*PROBLEM REQUIREMENTS:* Output all of the entries below precisely as written.
###
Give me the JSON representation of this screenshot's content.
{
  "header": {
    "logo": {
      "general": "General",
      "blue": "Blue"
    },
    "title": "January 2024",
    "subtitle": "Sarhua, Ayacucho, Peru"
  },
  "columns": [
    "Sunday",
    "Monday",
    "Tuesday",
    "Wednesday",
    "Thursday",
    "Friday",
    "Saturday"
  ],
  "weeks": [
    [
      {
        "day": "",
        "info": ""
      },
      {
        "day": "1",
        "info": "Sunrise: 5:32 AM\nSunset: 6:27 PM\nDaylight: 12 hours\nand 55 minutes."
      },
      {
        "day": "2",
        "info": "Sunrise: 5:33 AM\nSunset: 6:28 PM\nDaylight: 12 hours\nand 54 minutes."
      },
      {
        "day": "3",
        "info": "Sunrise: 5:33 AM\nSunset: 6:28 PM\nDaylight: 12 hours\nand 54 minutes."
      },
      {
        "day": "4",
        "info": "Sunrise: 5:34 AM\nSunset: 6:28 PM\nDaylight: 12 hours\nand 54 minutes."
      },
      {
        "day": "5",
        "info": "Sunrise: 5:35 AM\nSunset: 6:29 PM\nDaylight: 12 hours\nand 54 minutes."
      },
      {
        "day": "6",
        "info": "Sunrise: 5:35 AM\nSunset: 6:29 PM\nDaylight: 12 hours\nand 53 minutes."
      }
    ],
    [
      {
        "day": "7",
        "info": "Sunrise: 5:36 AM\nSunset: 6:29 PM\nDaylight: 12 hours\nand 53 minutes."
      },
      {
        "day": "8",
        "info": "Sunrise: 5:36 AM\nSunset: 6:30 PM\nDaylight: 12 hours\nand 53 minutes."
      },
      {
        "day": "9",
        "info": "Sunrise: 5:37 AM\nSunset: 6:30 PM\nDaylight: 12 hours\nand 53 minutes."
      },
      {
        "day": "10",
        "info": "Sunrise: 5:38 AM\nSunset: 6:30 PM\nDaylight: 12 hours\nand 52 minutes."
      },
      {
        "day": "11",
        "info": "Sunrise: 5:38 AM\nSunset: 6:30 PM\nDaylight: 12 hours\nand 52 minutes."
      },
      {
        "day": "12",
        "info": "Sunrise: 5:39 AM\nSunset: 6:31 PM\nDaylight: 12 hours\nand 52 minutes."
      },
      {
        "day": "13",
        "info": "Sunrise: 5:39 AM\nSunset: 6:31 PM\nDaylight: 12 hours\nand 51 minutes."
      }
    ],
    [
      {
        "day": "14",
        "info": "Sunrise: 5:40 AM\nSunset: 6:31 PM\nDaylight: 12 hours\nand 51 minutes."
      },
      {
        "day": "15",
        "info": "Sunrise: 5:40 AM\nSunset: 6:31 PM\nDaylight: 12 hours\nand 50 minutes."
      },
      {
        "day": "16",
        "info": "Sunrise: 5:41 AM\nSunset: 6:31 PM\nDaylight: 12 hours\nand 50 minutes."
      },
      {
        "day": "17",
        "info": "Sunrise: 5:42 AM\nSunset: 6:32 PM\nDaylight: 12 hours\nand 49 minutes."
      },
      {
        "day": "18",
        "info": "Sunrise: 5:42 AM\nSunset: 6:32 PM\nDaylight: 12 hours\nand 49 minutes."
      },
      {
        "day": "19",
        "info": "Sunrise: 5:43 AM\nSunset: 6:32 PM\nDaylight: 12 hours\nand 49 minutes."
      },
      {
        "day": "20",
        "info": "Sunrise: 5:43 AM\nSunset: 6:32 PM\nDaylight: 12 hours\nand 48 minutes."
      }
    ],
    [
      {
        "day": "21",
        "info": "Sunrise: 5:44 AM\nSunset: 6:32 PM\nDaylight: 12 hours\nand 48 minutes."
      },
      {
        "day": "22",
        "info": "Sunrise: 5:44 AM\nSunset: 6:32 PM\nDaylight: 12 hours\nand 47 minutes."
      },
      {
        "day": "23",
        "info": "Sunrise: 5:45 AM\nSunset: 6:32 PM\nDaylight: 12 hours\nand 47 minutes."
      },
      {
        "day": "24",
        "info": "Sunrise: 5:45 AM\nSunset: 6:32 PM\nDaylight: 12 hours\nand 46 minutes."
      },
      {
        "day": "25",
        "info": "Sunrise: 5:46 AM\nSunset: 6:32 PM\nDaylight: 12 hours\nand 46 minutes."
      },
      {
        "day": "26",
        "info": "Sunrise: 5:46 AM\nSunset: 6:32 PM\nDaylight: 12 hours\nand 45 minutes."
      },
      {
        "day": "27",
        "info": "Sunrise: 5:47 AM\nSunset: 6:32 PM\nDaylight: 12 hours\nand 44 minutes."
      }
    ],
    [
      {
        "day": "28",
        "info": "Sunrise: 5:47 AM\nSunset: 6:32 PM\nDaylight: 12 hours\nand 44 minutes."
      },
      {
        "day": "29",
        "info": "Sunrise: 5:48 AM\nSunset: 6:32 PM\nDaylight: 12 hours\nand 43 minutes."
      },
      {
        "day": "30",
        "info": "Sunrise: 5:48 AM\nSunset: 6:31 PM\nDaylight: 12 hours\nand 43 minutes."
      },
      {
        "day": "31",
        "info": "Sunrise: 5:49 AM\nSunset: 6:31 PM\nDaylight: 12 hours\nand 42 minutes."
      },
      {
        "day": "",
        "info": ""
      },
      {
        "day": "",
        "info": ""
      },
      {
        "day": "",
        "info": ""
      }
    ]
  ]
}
###
*RESULT BELOW:*
Give me the JSON representation of this screenshot's content.
{
  "header": {
    "logo": {
      "general": "General",
      "blue": "Blue"
    },
    "title": "January 2024",
    "subtitle": "Sarhua, Ayacucho, Peru"
  },
  "columns": [
    "Sunday",
    "Monday",
    "Tuesday",
    "Wednesday",
    "Thursday",
    "Friday",
    "Saturday"
  ],
  "weeks": [
    [
      {
        "day": "",
        "info": ""
      },
      {
        "day": "1",
        "info": "Sunrise: 5:32 AM\nSunset: 6:27 PM\nDaylight: 12 hours\nand 55 minutes."
      },
      {
        "day": "2",
        "info": "Sunrise: 5:33 AM\nSunset: 6:28 PM\nDaylight: 12 hours\nand 54 minutes."
      },
      {
        "day": "3",
        "info": "Sunrise: 5:33 AM\nSunset: 6:28 PM\nDaylight: 12 hours\nand 54 minutes."
      },
      {
        "day": "4",
        "info": "Sunrise: 5:34 AM\nSunset: 6:28 PM\nDaylight: 12 hours\nand 54 minutes."
      },
      {
        "day": "5",
        "info": "Sunrise: 5:35 AM\nSunset: 6:29 PM\nDaylight: 12 hours\nand 54 minutes."
      },
      {
        "day": "6",
        "info": "Sunrise: 5:35 AM\nSunset: 6:29 PM\nDaylight: 12 hours\nand 53 minutes."
      }
    ],
    [
      {
        "day": "7",
        "info": "Sunrise: 5:36 AM\nSunset: 6:29 PM\nDaylight: 12 hours\nand 53 minutes."
      },
      {
        "day": "8",
        "info": "Sunrise: 5:36 AM\nSunset: 6:30 PM\nDaylight: 12 hours\nand 53 minutes."
      },
      {
        "day": "9",
        "info": "Sunrise: 5:37 AM\nSunset: 6:30 PM\nDaylight: 12 hours\nand 53 minutes."
      },
      {
        "day": "10",
        "info": "Sunrise: 5:38 AM\nSunset: 6:30 PM\nDaylight: 12 hours\nand 52 minutes."
      },
      {
        "day": "11",
        "info": "Sunrise: 5:38 AM\nSunset: 6:30 PM\nDaylight: 12 hours\nand 52 minutes."
      },
      {
        "day": "12",
        "info": "Sunrise: 5:39 AM\nSunset: 6:31 PM\nDaylight: 12 hours\nand 52 minutes."
      },
      {
        "day": "13",
        "info": "Sunrise: 5:39 AM\nSunset: 6:31 PM\nDaylight: 12 hours\nand 51 minutes."
      }
    ],
    [
      {
        "day": "14",
        "info": "Sunrise: 5:40 AM\nSunset: 6:31 PM\nDaylight: 12 hours\nand 51 minutes."
      },
      {
        "day": "15",
        "info": "Sunrise: 5:40 AM\nSunset: 6:31 PM\nDaylight: 12 hours\nand 50 minutes."
      },
      {
        "day": "16",
        "info": "Sunrise: 5:41 AM\nSunset: 6:31 PM\nDaylight: 12 hours\nand 50 minutes."
      },
      {
        "day": "17",
        "info": "Sunrise: 5:42 AM\nSunset: 6:32 PM\nDaylight: 12 hours\nand 49 minutes."
      },
      {
        "day": "18",
        "info": "Sunrise: 5:42 AM\nSunset: 6:32 PM\nDaylight: 12 hours\nand 49 minutes."
      },
      {
        "day": "19",
        "info": "Sunrise: 5:43 AM\nSunset: 6:32 PM\nDaylight: 12 hours\nand 49 minutes."
      },
      {
        "day": "20",
        "info": "Sunrise: 5:43 AM\nSunset: 6:32 PM\nDaylight: 12 hours\nand 48 minutes."
      }
    ],
    [
      {
        "day": "21",
        "info": "Sunrise: 5:44 AM\nSunset: 6:32 PM\nDaylight: 12 hours\nand 48 minutes."
      },
      {
        "day": "22",
        "info": "Sunrise: 5:44 AM\nSunset: 6:32 PM\nDaylight: 12 hours\nand 47 minutes."
      },
      {
        "day": "23",
        "info": "Sunrise: 5:45 AM\nSunset: 6:32 PM\nDaylight: 12 hours\nand 47 minutes."
      },
      {
        "day": "24",
        "info": "Sunrise: 5:45 AM\nSunset: 6:32 PM\nDaylight: 12 hours\nand 46 minutes."
      },
      {
        "day": "25",
        "info": "Sunrise: 5:46 AM\nSunset: 6:32 PM\nDaylight: 12 hours\nand 46 minutes."
      },
      {
        "day": "26",
        "info": "Sunrise: 5:46 AM\nSunset: 6:32 PM\nDaylight: 12 hours\nand 45 minutes."
      },
      {
        "day": "27",
        "info": "Sunrise: 5:47 AM\nSunset: 6:32 PM\nDaylight: 12 hours\nand 44 minutes."
      }
    ],
    [
      {
        "day": "28",
        "info": "Sunrise: 5:47 AM\nSunset: 6:32 PM\nDaylight: 12 hours\nand 44 minutes."
      },
      {
        "day": "29",
        "info": "Sunrise: 5:48 AM\nSunset: 6:32 PM\nDaylight: 12 hours\nand 43 minutes."
      },
      {
        "day": "30",
        "info": "Sunrise: 5:48 AM\nSunset: 6:31 PM\nDaylight: 12 hours\nand 43 minutes."
      },
      {
        "day": "31",
        "info": "Sunrise: 5:49 AM\nSunset: 6:31 PM\nDaylight: 12 hours\nand 42 minutes."
      },
      {
        "day": "",
        "info": ""
      },
      {
        "day": "",
        "info": ""
      },
      {
        "day": "",
        "info": ""
      }
    ]
  ]
}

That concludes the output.